- [DESCRIPTION OF THE TASK] All of the material below is to be returned exactly.

- [RECORD SET]

★ ★ ★ ★ ★ ★ ★

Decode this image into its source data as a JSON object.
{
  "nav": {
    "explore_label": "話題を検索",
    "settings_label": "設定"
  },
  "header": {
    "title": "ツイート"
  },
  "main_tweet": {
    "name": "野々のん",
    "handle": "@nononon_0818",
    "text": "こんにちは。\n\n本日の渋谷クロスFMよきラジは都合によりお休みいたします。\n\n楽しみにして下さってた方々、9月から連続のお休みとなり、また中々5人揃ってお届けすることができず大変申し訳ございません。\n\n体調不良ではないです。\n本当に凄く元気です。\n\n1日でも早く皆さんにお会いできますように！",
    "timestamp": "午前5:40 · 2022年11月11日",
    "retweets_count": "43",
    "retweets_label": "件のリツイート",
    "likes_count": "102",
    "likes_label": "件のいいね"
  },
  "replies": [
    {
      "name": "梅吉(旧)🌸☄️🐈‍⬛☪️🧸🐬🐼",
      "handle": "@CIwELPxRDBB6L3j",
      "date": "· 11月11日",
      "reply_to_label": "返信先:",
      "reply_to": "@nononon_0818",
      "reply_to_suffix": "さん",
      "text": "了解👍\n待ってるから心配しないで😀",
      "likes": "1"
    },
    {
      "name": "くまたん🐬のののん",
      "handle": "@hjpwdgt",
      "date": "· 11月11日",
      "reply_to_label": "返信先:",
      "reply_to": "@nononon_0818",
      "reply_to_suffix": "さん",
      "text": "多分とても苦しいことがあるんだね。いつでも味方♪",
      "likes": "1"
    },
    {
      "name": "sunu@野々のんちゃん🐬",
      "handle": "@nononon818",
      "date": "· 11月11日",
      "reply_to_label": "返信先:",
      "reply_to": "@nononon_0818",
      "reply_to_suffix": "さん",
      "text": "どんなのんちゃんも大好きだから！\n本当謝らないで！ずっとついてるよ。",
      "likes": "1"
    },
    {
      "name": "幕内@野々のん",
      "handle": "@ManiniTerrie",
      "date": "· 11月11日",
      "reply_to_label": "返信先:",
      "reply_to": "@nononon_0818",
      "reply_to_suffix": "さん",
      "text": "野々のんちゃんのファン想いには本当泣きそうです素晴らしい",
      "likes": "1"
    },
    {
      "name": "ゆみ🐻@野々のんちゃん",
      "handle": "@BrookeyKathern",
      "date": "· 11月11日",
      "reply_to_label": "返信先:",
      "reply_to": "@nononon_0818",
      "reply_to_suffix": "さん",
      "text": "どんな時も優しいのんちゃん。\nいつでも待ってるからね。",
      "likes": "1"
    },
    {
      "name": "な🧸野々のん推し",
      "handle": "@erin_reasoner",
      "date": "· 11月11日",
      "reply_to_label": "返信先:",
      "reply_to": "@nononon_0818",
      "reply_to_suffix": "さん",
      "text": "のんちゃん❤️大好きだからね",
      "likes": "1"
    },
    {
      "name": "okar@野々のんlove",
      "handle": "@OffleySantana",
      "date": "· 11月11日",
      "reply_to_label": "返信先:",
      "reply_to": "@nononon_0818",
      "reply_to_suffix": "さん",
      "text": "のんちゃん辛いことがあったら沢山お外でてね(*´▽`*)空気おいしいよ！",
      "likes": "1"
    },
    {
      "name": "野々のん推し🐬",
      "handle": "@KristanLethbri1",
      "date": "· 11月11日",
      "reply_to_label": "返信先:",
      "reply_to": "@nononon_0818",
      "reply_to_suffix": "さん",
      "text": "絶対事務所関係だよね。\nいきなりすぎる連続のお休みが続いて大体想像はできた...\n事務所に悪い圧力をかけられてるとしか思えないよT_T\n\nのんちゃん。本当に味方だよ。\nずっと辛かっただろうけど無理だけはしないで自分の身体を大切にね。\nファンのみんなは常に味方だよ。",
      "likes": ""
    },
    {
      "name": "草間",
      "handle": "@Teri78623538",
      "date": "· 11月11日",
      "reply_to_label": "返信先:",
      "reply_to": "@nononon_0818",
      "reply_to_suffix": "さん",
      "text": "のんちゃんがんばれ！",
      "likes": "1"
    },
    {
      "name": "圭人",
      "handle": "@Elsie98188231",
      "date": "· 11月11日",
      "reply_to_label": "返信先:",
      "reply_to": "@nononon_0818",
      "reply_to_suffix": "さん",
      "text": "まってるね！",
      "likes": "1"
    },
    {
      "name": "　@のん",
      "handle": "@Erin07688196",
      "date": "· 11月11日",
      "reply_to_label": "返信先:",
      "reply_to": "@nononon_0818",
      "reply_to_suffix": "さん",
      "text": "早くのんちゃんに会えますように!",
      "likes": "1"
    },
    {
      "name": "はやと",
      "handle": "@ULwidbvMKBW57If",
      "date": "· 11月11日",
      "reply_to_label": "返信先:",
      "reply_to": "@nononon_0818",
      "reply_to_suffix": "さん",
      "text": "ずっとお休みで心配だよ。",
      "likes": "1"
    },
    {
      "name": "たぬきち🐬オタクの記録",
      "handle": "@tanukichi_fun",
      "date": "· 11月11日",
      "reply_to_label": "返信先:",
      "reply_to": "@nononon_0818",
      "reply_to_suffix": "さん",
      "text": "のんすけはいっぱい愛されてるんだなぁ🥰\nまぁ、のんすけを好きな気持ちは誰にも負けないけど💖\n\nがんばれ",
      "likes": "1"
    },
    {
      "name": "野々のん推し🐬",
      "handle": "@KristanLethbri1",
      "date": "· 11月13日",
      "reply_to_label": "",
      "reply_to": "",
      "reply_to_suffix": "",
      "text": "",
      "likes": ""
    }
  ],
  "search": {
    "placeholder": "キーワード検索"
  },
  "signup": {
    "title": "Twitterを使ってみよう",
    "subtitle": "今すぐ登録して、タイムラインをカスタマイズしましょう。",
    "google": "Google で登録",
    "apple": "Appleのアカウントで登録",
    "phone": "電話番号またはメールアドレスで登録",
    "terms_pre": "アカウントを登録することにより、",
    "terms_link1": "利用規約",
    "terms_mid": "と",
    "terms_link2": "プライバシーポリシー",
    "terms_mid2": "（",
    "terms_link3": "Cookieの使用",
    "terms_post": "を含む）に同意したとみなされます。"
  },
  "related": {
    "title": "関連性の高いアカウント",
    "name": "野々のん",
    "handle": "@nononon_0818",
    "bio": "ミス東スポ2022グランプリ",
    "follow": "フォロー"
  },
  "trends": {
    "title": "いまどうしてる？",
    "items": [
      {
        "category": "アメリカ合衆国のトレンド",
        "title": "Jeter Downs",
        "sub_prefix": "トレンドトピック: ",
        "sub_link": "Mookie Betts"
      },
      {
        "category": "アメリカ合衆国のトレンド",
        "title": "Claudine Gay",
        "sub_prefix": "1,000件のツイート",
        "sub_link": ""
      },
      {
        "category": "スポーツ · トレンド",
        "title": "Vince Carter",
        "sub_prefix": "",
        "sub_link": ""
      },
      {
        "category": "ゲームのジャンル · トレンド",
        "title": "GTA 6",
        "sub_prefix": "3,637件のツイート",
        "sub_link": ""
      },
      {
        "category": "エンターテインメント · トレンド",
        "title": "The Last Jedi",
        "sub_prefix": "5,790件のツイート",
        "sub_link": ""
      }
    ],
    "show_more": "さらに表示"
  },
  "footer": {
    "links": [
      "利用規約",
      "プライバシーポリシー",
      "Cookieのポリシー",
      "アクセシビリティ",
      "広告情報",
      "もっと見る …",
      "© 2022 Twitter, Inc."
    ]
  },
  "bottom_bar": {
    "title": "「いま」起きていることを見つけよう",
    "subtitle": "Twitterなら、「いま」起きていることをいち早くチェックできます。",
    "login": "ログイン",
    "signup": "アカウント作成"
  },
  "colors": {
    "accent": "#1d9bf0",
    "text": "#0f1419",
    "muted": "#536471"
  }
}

★ ★ ★ ★ ★ ★ ★

- [SOLUTION BELOW]
Decode this image into its source data as a JSON object.
{
  "nav": {
    "explore_label": "話題を検索",
    "settings_label": "設定"
  },
  "header": {
    "title": "ツイート"
  },
  "main_tweet": {
    "name": "野々のん",
    "handle": "@nononon_0818",
    "text": "こんにちは。\n\n本日の渋谷クロスFMよきラジは都合によりお休みいたします。\n\n楽しみにして下さってた方々、9月から連続のお休みとなり、また中々5人揃ってお届けすることができず大変申し訳ございません。\n\n体調不良ではないです。\n本当に凄く元気です。\n\n1日でも早く皆さんにお会いできますように！",
    "timestamp": "午前5:40 · 2022年11月11日",
    "retweets_count": "43",
    "retweets_label": "件のリツイート",
    "likes_count": "102",
    "likes_label": "件のいいね"
  },
  "replies": [
    {
      "name": "梅吉(旧)🌸☄️🐈‍⬛☪️🧸🐬🐼",
      "handle": "@CIwELPxRDBB6L3j",
      "date": "· 11月11日",
      "reply_to_label": "返信先:",
      "reply_to": "@nononon_0818",
      "reply_to_suffix": "さん",
      "text": "了解👍\n待ってるから心配しないで😀",
      "likes": "1"
    },
    {
      "name": "くまたん🐬のののん",
      "handle": "@hjpwdgt",
      "date": "· 11月11日",
      "reply_to_label": "返信先:",
      "reply_to": "@nononon_0818",
      "reply_to_suffix": "さん",
      "text": "多分とても苦しいことがあるんだね。いつでも味方♪",
      "likes": "1"
    },
    {
      "name": "sunu@野々のんちゃん🐬",
      "handle": "@nononon818",
      "date": "· 11月11日",
      "reply_to_label": "返信先:",
      "reply_to": "@nononon_0818",
      "reply_to_suffix": "さん",
      "text": "どんなのんちゃんも大好きだから！\n本当謝らないで！ずっとついてるよ。",
      "likes": "1"
    },
    {
      "name": "幕内@野々のん",
      "handle": "@ManiniTerrie",
      "date": "· 11月11日",
      "reply_to_label": "返信先:",
      "reply_to": "@nononon_0818",
      "reply_to_suffix": "さん",
      "text": "野々のんちゃんのファン想いには本当泣きそうです素晴らしい",
      "likes": "1"
    },
    {
      "name": "ゆみ🐻@野々のんちゃん",
      "handle": "@BrookeyKathern",
      "date": "· 11月11日",
      "reply_to_label": "返信先:",
      "reply_to": "@nononon_0818",
      "reply_to_suffix": "さん",
      "text": "どんな時も優しいのんちゃん。\nいつでも待ってるからね。",
      "likes": "1"
    },
    {
      "name": "な🧸野々のん推し",
      "handle": "@erin_reasoner",
      "date": "· 11月11日",
      "reply_to_label": "返信先:",
      "reply_to": "@nononon_0818",
      "reply_to_suffix": "さん",
      "text": "のんちゃん❤️大好きだからね",
      "likes": "1"
    },
    {
      "name": "okar@野々のんlove",
      "handle": "@OffleySantana",
      "date": "· 11月11日",
      "reply_to_label": "返信先:",
      "reply_to": "@nononon_0818",
      "reply_to_suffix": "さん",
      "text": "のんちゃん辛いことがあったら沢山お外でてね(*´▽`*)空気おいしいよ！",
      "likes": "1"
    },
    {
      "name": "野々のん推し🐬",
      "handle": "@KristanLethbri1",
      "date": "· 11月11日",
      "reply_to_label": "返信先:",
      "reply_to": "@nononon_0818",
      "reply_to_suffix": "さん",
      "text": "絶対事務所関係だよね。\nいきなりすぎる連続のお休みが続いて大体想像はできた...\n事務所に悪い圧力をかけられてるとしか思えないよT_T\n\nのんちゃん。本当に味方だよ。\nずっと辛かっただろうけど無理だけはしないで自分の身体を大切にね。\nファンのみんなは常に味方だよ。",
      "likes": ""
    },
    {
      "name": "草間",
      "handle": "@Teri78623538",
      "date": "· 11月11日",
      "reply_to_label": "返信先:",
      "reply_to": "@nononon_0818",
      "reply_to_suffix": "さん",
      "text": "のんちゃんがんばれ！",
      "likes": "1"
    },
    {
      "name": "圭人",
      "handle": "@Elsie98188231",
      "date": "· 11月11日",
      "reply_to_label": "返信先:",
      "reply_to": "@nononon_0818",
      "reply_to_suffix": "さん",
      "text": "まってるね！",
      "likes": "1"
    },
    {
      "name": "　@のん",
      "handle": "@Erin07688196",
      "date": "· 11月11日",
      "reply_to_label": "返信先:",
      "reply_to": "@nononon_0818",
      "reply_to_suffix": "さん",
      "text": "早くのんちゃんに会えますように!",
      "likes": "1"
    },
    {
      "name": "はやと",
      "handle": "@ULwidbvMKBW57If",
      "date": "· 11月11日",
      "reply_to_label": "返信先:",
      "reply_to": "@nononon_0818",
      "reply_to_suffix": "さん",
      "text": "ずっとお休みで心配だよ。",
      "likes": "1"
    },
    {
      "name": "たぬきち🐬オタクの記録",
      "handle": "@tanukichi_fun",
      "date": "· 11月11日",
      "reply_to_label": "返信先:",
      "reply_to": "@nononon_0818",
      "reply_to_suffix": "さん",
      "text": "のんすけはいっぱい愛されてるんだなぁ🥰\nまぁ、のんすけを好きな気持ちは誰にも負けないけど💖\n\nがんばれ",
      "likes": "1"
    },
    {
      "name": "野々のん推し🐬",
      "handle": "@KristanLethbri1",
      "date": "· 11月13日",
      "reply_to_label": "",
      "reply_to": "",
      "reply_to_suffix": "",
      "text": "",
      "likes": ""
    }
  ],
  "search": {
    "placeholder": "キーワード検索"
  },
  "signup": {
    "title": "Twitterを使ってみよう",
    "subtitle": "今すぐ登録して、タイムラインをカスタマイズしましょう。",
    "google": "Google で登録",
    "apple": "Appleのアカウントで登録",
    "phone": "電話番号またはメールアドレスで登録",
    "terms_pre": "アカウントを登録することにより、",
    "terms_link1": "利用規約",
    "terms_mid": "と",
    "terms_link2": "プライバシーポリシー",
    "terms_mid2": "（",
    "terms_link3": "Cookieの使用",
    "terms_post": "を含む）に同意したとみなされます。"
  },
  "related": {
    "title": "関連性の高いアカウント",
    "name": "野々のん",
    "handle": "@nononon_0818",
    "bio": "ミス東スポ2022グランプリ",
    "follow": "フォロー"
  },
  "trends": {
    "title": "いまどうしてる？",
    "items": [
      {
        "category": "アメリカ合衆国のトレンド",
        "title": "Jeter Downs",
        "sub_prefix": "トレンドトピック: ",
        "sub_link": "Mookie Betts"
      },
      {
        "category": "アメリカ合衆国のトレンド",
        "title": "Claudine Gay",
        "sub_prefix": "1,000件のツイート",
        "sub_link": ""
      },
      {
        "category": "スポーツ · トレンド",
        "title": "Vince Carter",
        "sub_prefix": "",
        "sub_link": ""
      },
      {
        "category": "ゲームのジャンル · トレンド",
        "title": "GTA 6",
        "sub_prefix": "3,637件のツイート",
        "sub_link": ""
      },
      {
        "category": "エンターテインメント · トレンド",
        "title": "The Last Jedi",
        "sub_prefix": "5,790件のツイート",
        "sub_link": ""
      }
    ],
    "show_more": "さらに表示"
  },
  "footer": {
    "links": [
      "利用規約",
      "プライバシーポリシー",
      "Cookieのポリシー",
      "アクセシビリティ",
      "広告情報",
      "もっと見る …",
      "© 2022 Twitter, Inc."
    ]
  },
  "bottom_bar": {
    "title": "「いま」起きていることを見つけよう",
    "subtitle": "Twitterなら、「いま」起きていることをいち早くチェックできます。",
    "login": "ログイン",
    "signup": "アカウント作成"
  },
  "colors": {
    "accent": "#1d9bf0",
    "text": "#0f1419",
    "muted": "#536471"
  }
}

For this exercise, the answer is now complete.